§ Given information

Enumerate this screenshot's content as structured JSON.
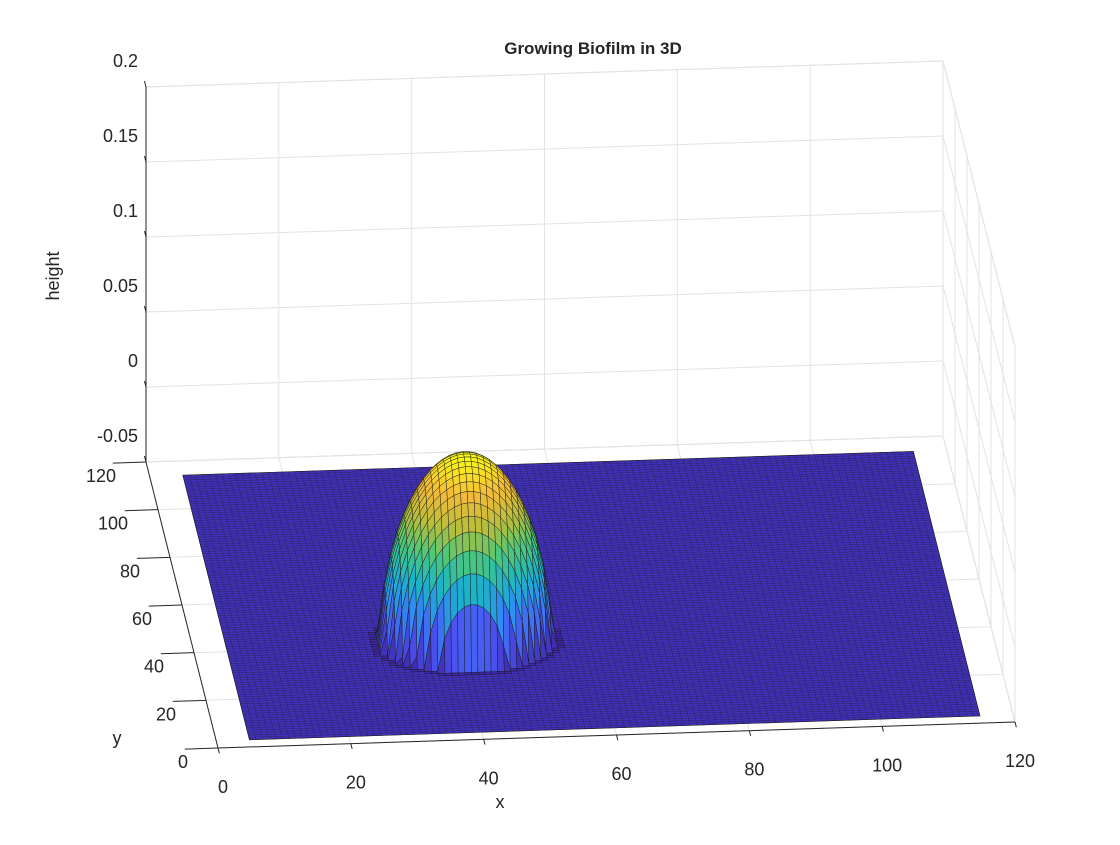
{
  "chart_data": {
    "type": "surface3d",
    "title": "Growing Biofilm in 3D",
    "xlabel": "x",
    "ylabel": "y",
    "zlabel": "height",
    "xlim": [
      0,
      120
    ],
    "ylim": [
      0,
      120
    ],
    "zlim": [
      -0.05,
      0.2
    ],
    "x_ticks": [
      "0",
      "20",
      "40",
      "60",
      "80",
      "100",
      "120"
    ],
    "y_ticks": [
      "0",
      "20",
      "40",
      "60",
      "80",
      "100",
      "120"
    ],
    "z_ticks": [
      "-0.05",
      "0",
      "0.05",
      "0.1",
      "0.15",
      "0.2"
    ],
    "grid": true,
    "colormap": "parula",
    "colormap_stops": [
      "#3e26a8",
      "#4b54f2",
      "#2e8ef1",
      "#1bb5c6",
      "#4cc77a",
      "#b8be3b",
      "#f5ba3a",
      "#f9fa14"
    ],
    "surface": {
      "domain_x": [
        5,
        115
      ],
      "domain_y": [
        3,
        114
      ],
      "base_height": -0.05,
      "peak": {
        "x": 41,
        "y": 41,
        "height": 0.075
      },
      "footprint_radius": 13,
      "profile": "dome",
      "grid_points": 112
    }
  }
}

§ Directive
Without the pictures, extract every entry verbatim.

§ Response below
Enumerate this screenshot's content as structured JSON.
{
  "chart_data": {
    "type": "surface3d",
    "title": "Growing Biofilm in 3D",
    "xlabel": "x",
    "ylabel": "y",
    "zlabel": "height",
    "xlim": [
      0,
      120
    ],
    "ylim": [
      0,
      120
    ],
    "zlim": [
      -0.05,
      0.2
    ],
    "x_ticks": [
      "0",
      "20",
      "40",
      "60",
      "80",
      "100",
      "120"
    ],
    "y_ticks": [
      "0",
      "20",
      "40",
      "60",
      "80",
      "100",
      "120"
    ],
    "z_ticks": [
      "-0.05",
      "0",
      "0.05",
      "0.1",
      "0.15",
      "0.2"
    ],
    "grid": true,
    "colormap": "parula",
    "colormap_stops": [
      "#3e26a8",
      "#4b54f2",
      "#2e8ef1",
      "#1bb5c6",
      "#4cc77a",
      "#b8be3b",
      "#f5ba3a",
      "#f9fa14"
    ],
    "surface": {
      "domain_x": [
        5,
        115
      ],
      "domain_y": [
        3,
        114
      ],
      "base_height": -0.05,
      "peak": {
        "x": 41,
        "y": 41,
        "height": 0.075
      },
      "footprint_radius": 13,
      "profile": "dome",
      "grid_points": 112
    }
  }
}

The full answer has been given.